Aim of the task | The material below should be written out in full and exactly; pictures stay out of the copy.
^^^^^^^^
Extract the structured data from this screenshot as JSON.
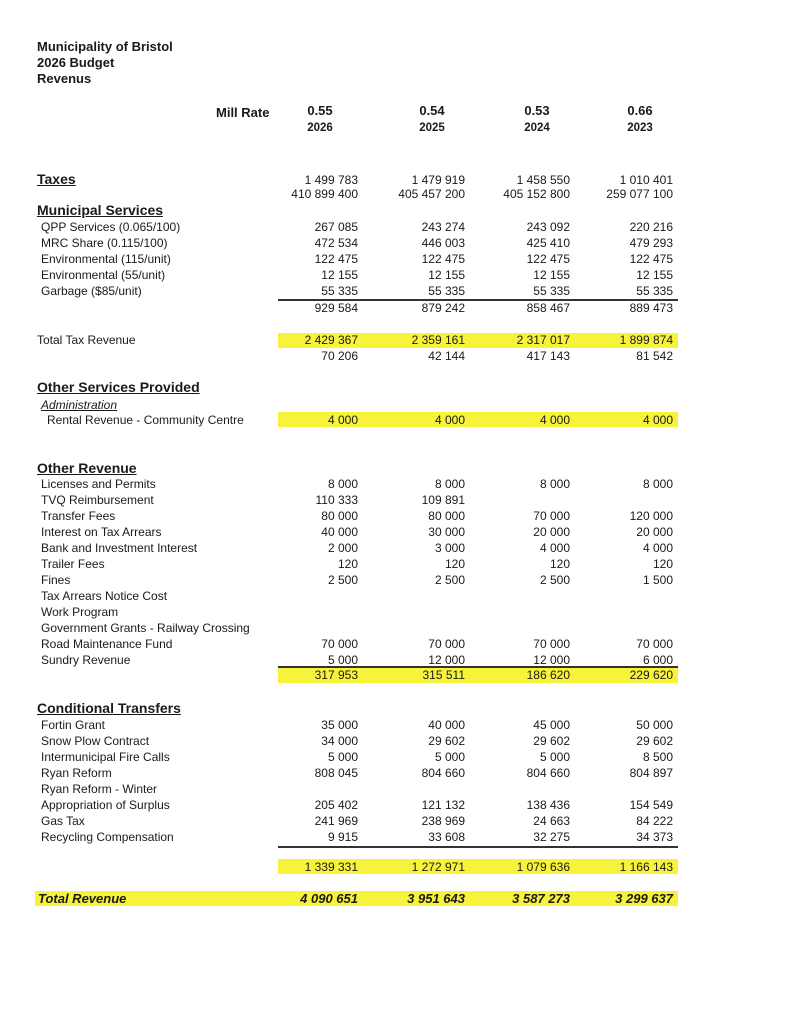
{
  "header": {
    "municipality": "Municipality of Bristol",
    "budget": "2026 Budget",
    "section": "Revenus"
  },
  "mill_rate_label": "Mill Rate",
  "columns": [
    {
      "mill_rate": "0.55",
      "year": "2026"
    },
    {
      "mill_rate": "0.54",
      "year": "2025"
    },
    {
      "mill_rate": "0.53",
      "year": "2024"
    },
    {
      "mill_rate": "0.66",
      "year": "2023"
    }
  ],
  "taxes": {
    "label": "Taxes",
    "values": [
      "1 499 783",
      "1 479 919",
      "1 458 550",
      "1 010 401"
    ],
    "assessment": [
      "410 899 400",
      "405 457 200",
      "405 152 800",
      "259 077 100"
    ]
  },
  "municipal_services": {
    "label": "Municipal Services",
    "items": [
      {
        "label": "QPP Services (0.065/100)",
        "values": [
          "267 085",
          "243 274",
          "243 092",
          "220 216"
        ]
      },
      {
        "label": "MRC Share (0.115/100)",
        "values": [
          "472 534",
          "446 003",
          "425 410",
          "479 293"
        ]
      },
      {
        "label": "Environmental (115/unit)",
        "values": [
          "122 475",
          "122 475",
          "122 475",
          "122 475"
        ]
      },
      {
        "label": "Environmental (55/unit)",
        "values": [
          "12 155",
          "12 155",
          "12 155",
          "12 155"
        ]
      },
      {
        "label": "Garbage ($85/unit)",
        "values": [
          "55 335",
          "55 335",
          "55 335",
          "55 335"
        ]
      }
    ],
    "subtotal": [
      "929 584",
      "879 242",
      "858 467",
      "889 473"
    ]
  },
  "total_tax_revenue": {
    "label": "Total Tax Revenue",
    "values": [
      "2 429 367",
      "2 359 161",
      "2 317 017",
      "1 899 874"
    ],
    "difference": [
      "70 206",
      "42 144",
      "417 143",
      "81 542"
    ]
  },
  "other_services": {
    "label": "Other Services Provided",
    "sublabel": "Administration",
    "items": [
      {
        "label": "Rental Revenue - Community Centre",
        "values": [
          "4 000",
          "4 000",
          "4 000",
          "4 000"
        ]
      }
    ]
  },
  "other_revenue": {
    "label": "Other Revenue",
    "items": [
      {
        "label": "Licenses and Permits",
        "values": [
          "8 000",
          "8 000",
          "8 000",
          "8 000"
        ]
      },
      {
        "label": "TVQ Reimbursement",
        "values": [
          "110 333",
          "109 891",
          "",
          ""
        ]
      },
      {
        "label": "Transfer Fees",
        "values": [
          "80 000",
          "80 000",
          "70 000",
          "120 000"
        ]
      },
      {
        "label": "Interest on Tax Arrears",
        "values": [
          "40 000",
          "30 000",
          "20 000",
          "20 000"
        ]
      },
      {
        "label": "Bank and Investment Interest",
        "values": [
          "2 000",
          "3 000",
          "4 000",
          "4 000"
        ]
      },
      {
        "label": "Trailer Fees",
        "values": [
          "120",
          "120",
          "120",
          "120"
        ]
      },
      {
        "label": "Fines",
        "values": [
          "2 500",
          "2 500",
          "2 500",
          "1 500"
        ]
      },
      {
        "label": "Tax Arrears Notice Cost",
        "values": [
          "",
          "",
          "",
          ""
        ]
      },
      {
        "label": "Work Program",
        "values": [
          "",
          "",
          "",
          ""
        ]
      },
      {
        "label": "Government Grants - Railway Crossing",
        "values": [
          "",
          "",
          "",
          ""
        ]
      },
      {
        "label": "Road Maintenance Fund",
        "values": [
          "70 000",
          "70 000",
          "70 000",
          "70 000"
        ]
      },
      {
        "label": "Sundry Revenue",
        "values": [
          "5 000",
          "12 000",
          "12 000",
          "6 000"
        ]
      }
    ],
    "subtotal": [
      "317 953",
      "315 511",
      "186 620",
      "229 620"
    ]
  },
  "conditional_transfers": {
    "label": "Conditional Transfers",
    "items": [
      {
        "label": "Fortin Grant",
        "values": [
          "35 000",
          "40 000",
          "45 000",
          "50 000"
        ]
      },
      {
        "label": "Snow Plow Contract",
        "values": [
          "34 000",
          "29 602",
          "29 602",
          "29 602"
        ]
      },
      {
        "label": "Intermunicipal Fire Calls",
        "values": [
          "5 000",
          "5 000",
          "5 000",
          "8 500"
        ]
      },
      {
        "label": "Ryan Reform",
        "values": [
          "808 045",
          "804 660",
          "804 660",
          "804 897"
        ]
      },
      {
        "label": "Ryan Reform - Winter",
        "values": [
          "",
          "",
          "",
          ""
        ]
      },
      {
        "label": "Appropriation of Surplus",
        "values": [
          "205 402",
          "121 132",
          "138 436",
          "154 549"
        ]
      },
      {
        "label": "Gas Tax",
        "values": [
          "241 969",
          "238 969",
          "24 663",
          "84 222"
        ]
      },
      {
        "label": "Recycling Compensation",
        "values": [
          "9 915",
          "33 608",
          "32 275",
          "34 373"
        ]
      }
    ],
    "subtotal": [
      "1 339 331",
      "1 272 971",
      "1 079 636",
      "1 166 143"
    ]
  },
  "total_revenue": {
    "label": "Total Revenue",
    "values": [
      "4 090 651",
      "3 951 643",
      "3 587 273",
      "3 299 637"
    ]
  },
  "colors": {
    "highlight": "#f7f23a",
    "text": "#1a1a1a"
  }
}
^^^^^^^^
Answer to the exercise |
Extract the structured data from this screenshot as JSON.
{
  "header": {
    "municipality": "Municipality of Bristol",
    "budget": "2026 Budget",
    "section": "Revenus"
  },
  "mill_rate_label": "Mill Rate",
  "columns": [
    {
      "mill_rate": "0.55",
      "year": "2026"
    },
    {
      "mill_rate": "0.54",
      "year": "2025"
    },
    {
      "mill_rate": "0.53",
      "year": "2024"
    },
    {
      "mill_rate": "0.66",
      "year": "2023"
    }
  ],
  "taxes": {
    "label": "Taxes",
    "values": [
      "1 499 783",
      "1 479 919",
      "1 458 550",
      "1 010 401"
    ],
    "assessment": [
      "410 899 400",
      "405 457 200",
      "405 152 800",
      "259 077 100"
    ]
  },
  "municipal_services": {
    "label": "Municipal Services",
    "items": [
      {
        "label": "QPP Services (0.065/100)",
        "values": [
          "267 085",
          "243 274",
          "243 092",
          "220 216"
        ]
      },
      {
        "label": "MRC Share (0.115/100)",
        "values": [
          "472 534",
          "446 003",
          "425 410",
          "479 293"
        ]
      },
      {
        "label": "Environmental (115/unit)",
        "values": [
          "122 475",
          "122 475",
          "122 475",
          "122 475"
        ]
      },
      {
        "label": "Environmental (55/unit)",
        "values": [
          "12 155",
          "12 155",
          "12 155",
          "12 155"
        ]
      },
      {
        "label": "Garbage ($85/unit)",
        "values": [
          "55 335",
          "55 335",
          "55 335",
          "55 335"
        ]
      }
    ],
    "subtotal": [
      "929 584",
      "879 242",
      "858 467",
      "889 473"
    ]
  },
  "total_tax_revenue": {
    "label": "Total Tax Revenue",
    "values": [
      "2 429 367",
      "2 359 161",
      "2 317 017",
      "1 899 874"
    ],
    "difference": [
      "70 206",
      "42 144",
      "417 143",
      "81 542"
    ]
  },
  "other_services": {
    "label": "Other Services Provided",
    "sublabel": "Administration",
    "items": [
      {
        "label": "Rental Revenue - Community Centre",
        "values": [
          "4 000",
          "4 000",
          "4 000",
          "4 000"
        ]
      }
    ]
  },
  "other_revenue": {
    "label": "Other Revenue",
    "items": [
      {
        "label": "Licenses and Permits",
        "values": [
          "8 000",
          "8 000",
          "8 000",
          "8 000"
        ]
      },
      {
        "label": "TVQ Reimbursement",
        "values": [
          "110 333",
          "109 891",
          "",
          ""
        ]
      },
      {
        "label": "Transfer Fees",
        "values": [
          "80 000",
          "80 000",
          "70 000",
          "120 000"
        ]
      },
      {
        "label": "Interest on Tax Arrears",
        "values": [
          "40 000",
          "30 000",
          "20 000",
          "20 000"
        ]
      },
      {
        "label": "Bank and Investment Interest",
        "values": [
          "2 000",
          "3 000",
          "4 000",
          "4 000"
        ]
      },
      {
        "label": "Trailer Fees",
        "values": [
          "120",
          "120",
          "120",
          "120"
        ]
      },
      {
        "label": "Fines",
        "values": [
          "2 500",
          "2 500",
          "2 500",
          "1 500"
        ]
      },
      {
        "label": "Tax Arrears Notice Cost",
        "values": [
          "",
          "",
          "",
          ""
        ]
      },
      {
        "label": "Work Program",
        "values": [
          "",
          "",
          "",
          ""
        ]
      },
      {
        "label": "Government Grants - Railway Crossing",
        "values": [
          "",
          "",
          "",
          ""
        ]
      },
      {
        "label": "Road Maintenance Fund",
        "values": [
          "70 000",
          "70 000",
          "70 000",
          "70 000"
        ]
      },
      {
        "label": "Sundry Revenue",
        "values": [
          "5 000",
          "12 000",
          "12 000",
          "6 000"
        ]
      }
    ],
    "subtotal": [
      "317 953",
      "315 511",
      "186 620",
      "229 620"
    ]
  },
  "conditional_transfers": {
    "label": "Conditional Transfers",
    "items": [
      {
        "label": "Fortin Grant",
        "values": [
          "35 000",
          "40 000",
          "45 000",
          "50 000"
        ]
      },
      {
        "label": "Snow Plow Contract",
        "values": [
          "34 000",
          "29 602",
          "29 602",
          "29 602"
        ]
      },
      {
        "label": "Intermunicipal Fire Calls",
        "values": [
          "5 000",
          "5 000",
          "5 000",
          "8 500"
        ]
      },
      {
        "label": "Ryan Reform",
        "values": [
          "808 045",
          "804 660",
          "804 660",
          "804 897"
        ]
      },
      {
        "label": "Ryan Reform - Winter",
        "values": [
          "",
          "",
          "",
          ""
        ]
      },
      {
        "label": "Appropriation of Surplus",
        "values": [
          "205 402",
          "121 132",
          "138 436",
          "154 549"
        ]
      },
      {
        "label": "Gas Tax",
        "values": [
          "241 969",
          "238 969",
          "24 663",
          "84 222"
        ]
      },
      {
        "label": "Recycling Compensation",
        "values": [
          "9 915",
          "33 608",
          "32 275",
          "34 373"
        ]
      }
    ],
    "subtotal": [
      "1 339 331",
      "1 272 971",
      "1 079 636",
      "1 166 143"
    ]
  },
  "total_revenue": {
    "label": "Total Revenue",
    "values": [
      "4 090 651",
      "3 951 643",
      "3 587 273",
      "3 299 637"
    ]
  },
  "colors": {
    "highlight": "#f7f23a",
    "text": "#1a1a1a"
  }
}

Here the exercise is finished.